* [Task] Without the pictures, copy all the entries below exactly.

Dataset rows about figures
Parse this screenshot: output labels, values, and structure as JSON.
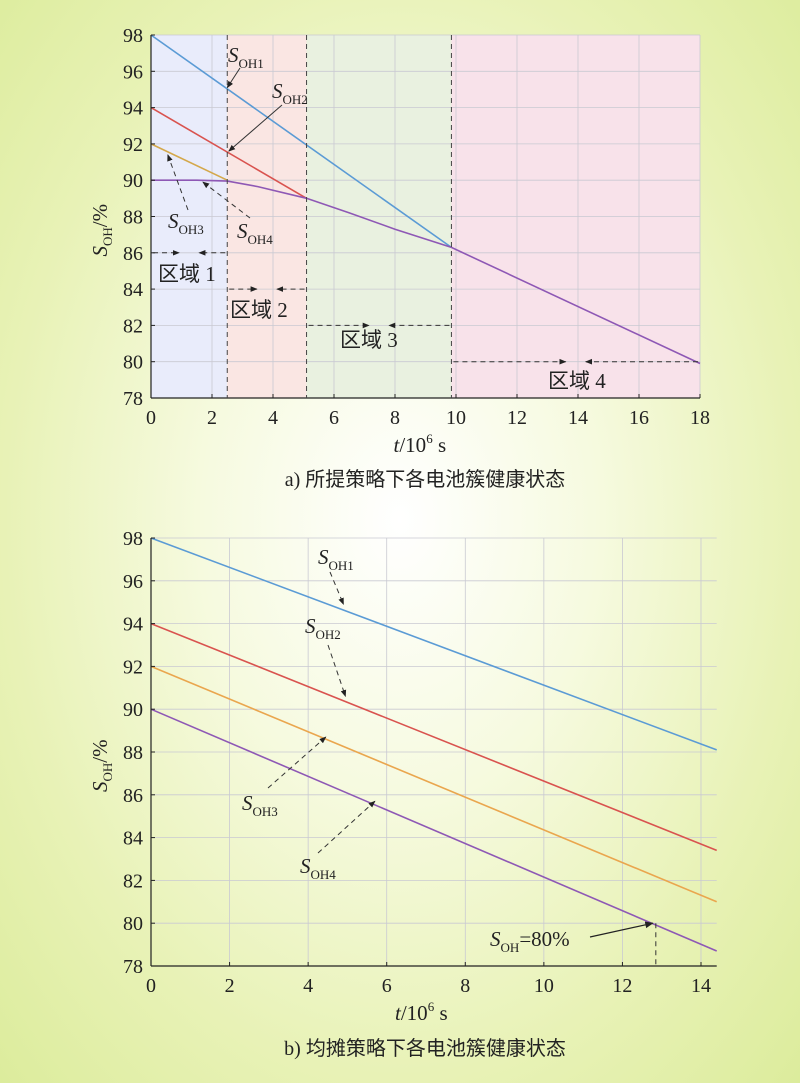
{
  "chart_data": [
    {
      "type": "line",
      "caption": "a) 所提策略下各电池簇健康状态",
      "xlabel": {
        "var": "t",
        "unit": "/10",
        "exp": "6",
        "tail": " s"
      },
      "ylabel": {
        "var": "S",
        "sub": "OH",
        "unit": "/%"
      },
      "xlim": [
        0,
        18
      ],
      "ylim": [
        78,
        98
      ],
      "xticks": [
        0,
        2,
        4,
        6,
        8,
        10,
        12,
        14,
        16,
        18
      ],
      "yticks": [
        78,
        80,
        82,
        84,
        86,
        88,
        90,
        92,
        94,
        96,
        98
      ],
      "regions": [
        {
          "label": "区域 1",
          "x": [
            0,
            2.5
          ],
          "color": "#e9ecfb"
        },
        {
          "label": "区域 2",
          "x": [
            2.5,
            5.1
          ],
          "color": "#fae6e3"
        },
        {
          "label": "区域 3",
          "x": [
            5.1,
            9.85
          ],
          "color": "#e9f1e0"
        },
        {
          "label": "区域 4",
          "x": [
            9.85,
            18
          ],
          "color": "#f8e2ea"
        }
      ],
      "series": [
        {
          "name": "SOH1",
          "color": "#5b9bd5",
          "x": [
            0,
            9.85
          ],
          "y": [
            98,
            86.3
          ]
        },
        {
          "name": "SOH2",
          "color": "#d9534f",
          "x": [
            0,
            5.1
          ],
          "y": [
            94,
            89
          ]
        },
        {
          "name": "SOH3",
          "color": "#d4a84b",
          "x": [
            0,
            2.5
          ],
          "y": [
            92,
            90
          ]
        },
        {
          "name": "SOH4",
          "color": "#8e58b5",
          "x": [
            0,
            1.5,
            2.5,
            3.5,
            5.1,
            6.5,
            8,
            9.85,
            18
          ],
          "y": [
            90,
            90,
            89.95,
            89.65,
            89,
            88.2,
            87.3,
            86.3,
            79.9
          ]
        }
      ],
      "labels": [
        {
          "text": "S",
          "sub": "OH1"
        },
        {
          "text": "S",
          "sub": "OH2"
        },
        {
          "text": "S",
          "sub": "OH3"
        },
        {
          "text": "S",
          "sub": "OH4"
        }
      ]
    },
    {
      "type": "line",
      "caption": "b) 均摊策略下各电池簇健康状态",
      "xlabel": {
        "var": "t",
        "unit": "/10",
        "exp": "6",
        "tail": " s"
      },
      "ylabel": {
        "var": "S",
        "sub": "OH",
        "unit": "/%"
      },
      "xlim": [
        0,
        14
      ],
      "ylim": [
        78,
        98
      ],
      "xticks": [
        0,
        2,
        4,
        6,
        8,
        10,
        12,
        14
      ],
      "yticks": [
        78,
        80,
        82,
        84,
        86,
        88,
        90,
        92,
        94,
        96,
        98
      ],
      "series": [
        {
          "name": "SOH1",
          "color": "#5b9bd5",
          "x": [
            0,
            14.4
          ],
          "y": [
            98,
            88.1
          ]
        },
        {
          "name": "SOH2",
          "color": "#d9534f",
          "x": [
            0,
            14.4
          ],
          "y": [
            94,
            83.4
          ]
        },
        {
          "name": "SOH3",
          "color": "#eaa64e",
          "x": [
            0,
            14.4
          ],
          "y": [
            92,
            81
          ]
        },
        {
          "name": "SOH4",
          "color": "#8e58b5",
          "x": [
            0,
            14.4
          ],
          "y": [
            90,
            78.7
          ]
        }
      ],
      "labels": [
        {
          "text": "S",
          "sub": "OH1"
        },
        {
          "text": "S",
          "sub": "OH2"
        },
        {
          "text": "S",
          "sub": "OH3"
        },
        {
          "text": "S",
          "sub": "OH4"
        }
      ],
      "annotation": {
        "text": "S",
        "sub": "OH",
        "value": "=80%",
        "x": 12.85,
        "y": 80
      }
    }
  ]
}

* [Response to this exercise]
Parse this screenshot: output labels, values, and structure as JSON.
{
  "chart_data": [
    {
      "type": "line",
      "caption": "a) 所提策略下各电池簇健康状态",
      "xlabel": {
        "var": "t",
        "unit": "/10",
        "exp": "6",
        "tail": " s"
      },
      "ylabel": {
        "var": "S",
        "sub": "OH",
        "unit": "/%"
      },
      "xlim": [
        0,
        18
      ],
      "ylim": [
        78,
        98
      ],
      "xticks": [
        0,
        2,
        4,
        6,
        8,
        10,
        12,
        14,
        16,
        18
      ],
      "yticks": [
        78,
        80,
        82,
        84,
        86,
        88,
        90,
        92,
        94,
        96,
        98
      ],
      "regions": [
        {
          "label": "区域 1",
          "x": [
            0,
            2.5
          ],
          "color": "#e9ecfb"
        },
        {
          "label": "区域 2",
          "x": [
            2.5,
            5.1
          ],
          "color": "#fae6e3"
        },
        {
          "label": "区域 3",
          "x": [
            5.1,
            9.85
          ],
          "color": "#e9f1e0"
        },
        {
          "label": "区域 4",
          "x": [
            9.85,
            18
          ],
          "color": "#f8e2ea"
        }
      ],
      "series": [
        {
          "name": "SOH1",
          "color": "#5b9bd5",
          "x": [
            0,
            9.85
          ],
          "y": [
            98,
            86.3
          ]
        },
        {
          "name": "SOH2",
          "color": "#d9534f",
          "x": [
            0,
            5.1
          ],
          "y": [
            94,
            89
          ]
        },
        {
          "name": "SOH3",
          "color": "#d4a84b",
          "x": [
            0,
            2.5
          ],
          "y": [
            92,
            90
          ]
        },
        {
          "name": "SOH4",
          "color": "#8e58b5",
          "x": [
            0,
            1.5,
            2.5,
            3.5,
            5.1,
            6.5,
            8,
            9.85,
            18
          ],
          "y": [
            90,
            90,
            89.95,
            89.65,
            89,
            88.2,
            87.3,
            86.3,
            79.9
          ]
        }
      ],
      "labels": [
        {
          "text": "S",
          "sub": "OH1"
        },
        {
          "text": "S",
          "sub": "OH2"
        },
        {
          "text": "S",
          "sub": "OH3"
        },
        {
          "text": "S",
          "sub": "OH4"
        }
      ]
    },
    {
      "type": "line",
      "caption": "b) 均摊策略下各电池簇健康状态",
      "xlabel": {
        "var": "t",
        "unit": "/10",
        "exp": "6",
        "tail": " s"
      },
      "ylabel": {
        "var": "S",
        "sub": "OH",
        "unit": "/%"
      },
      "xlim": [
        0,
        14
      ],
      "ylim": [
        78,
        98
      ],
      "xticks": [
        0,
        2,
        4,
        6,
        8,
        10,
        12,
        14
      ],
      "yticks": [
        78,
        80,
        82,
        84,
        86,
        88,
        90,
        92,
        94,
        96,
        98
      ],
      "series": [
        {
          "name": "SOH1",
          "color": "#5b9bd5",
          "x": [
            0,
            14.4
          ],
          "y": [
            98,
            88.1
          ]
        },
        {
          "name": "SOH2",
          "color": "#d9534f",
          "x": [
            0,
            14.4
          ],
          "y": [
            94,
            83.4
          ]
        },
        {
          "name": "SOH3",
          "color": "#eaa64e",
          "x": [
            0,
            14.4
          ],
          "y": [
            92,
            81
          ]
        },
        {
          "name": "SOH4",
          "color": "#8e58b5",
          "x": [
            0,
            14.4
          ],
          "y": [
            90,
            78.7
          ]
        }
      ],
      "labels": [
        {
          "text": "S",
          "sub": "OH1"
        },
        {
          "text": "S",
          "sub": "OH2"
        },
        {
          "text": "S",
          "sub": "OH3"
        },
        {
          "text": "S",
          "sub": "OH4"
        }
      ],
      "annotation": {
        "text": "S",
        "sub": "OH",
        "value": "=80%",
        "x": 12.85,
        "y": 80
      }
    }
  ]
}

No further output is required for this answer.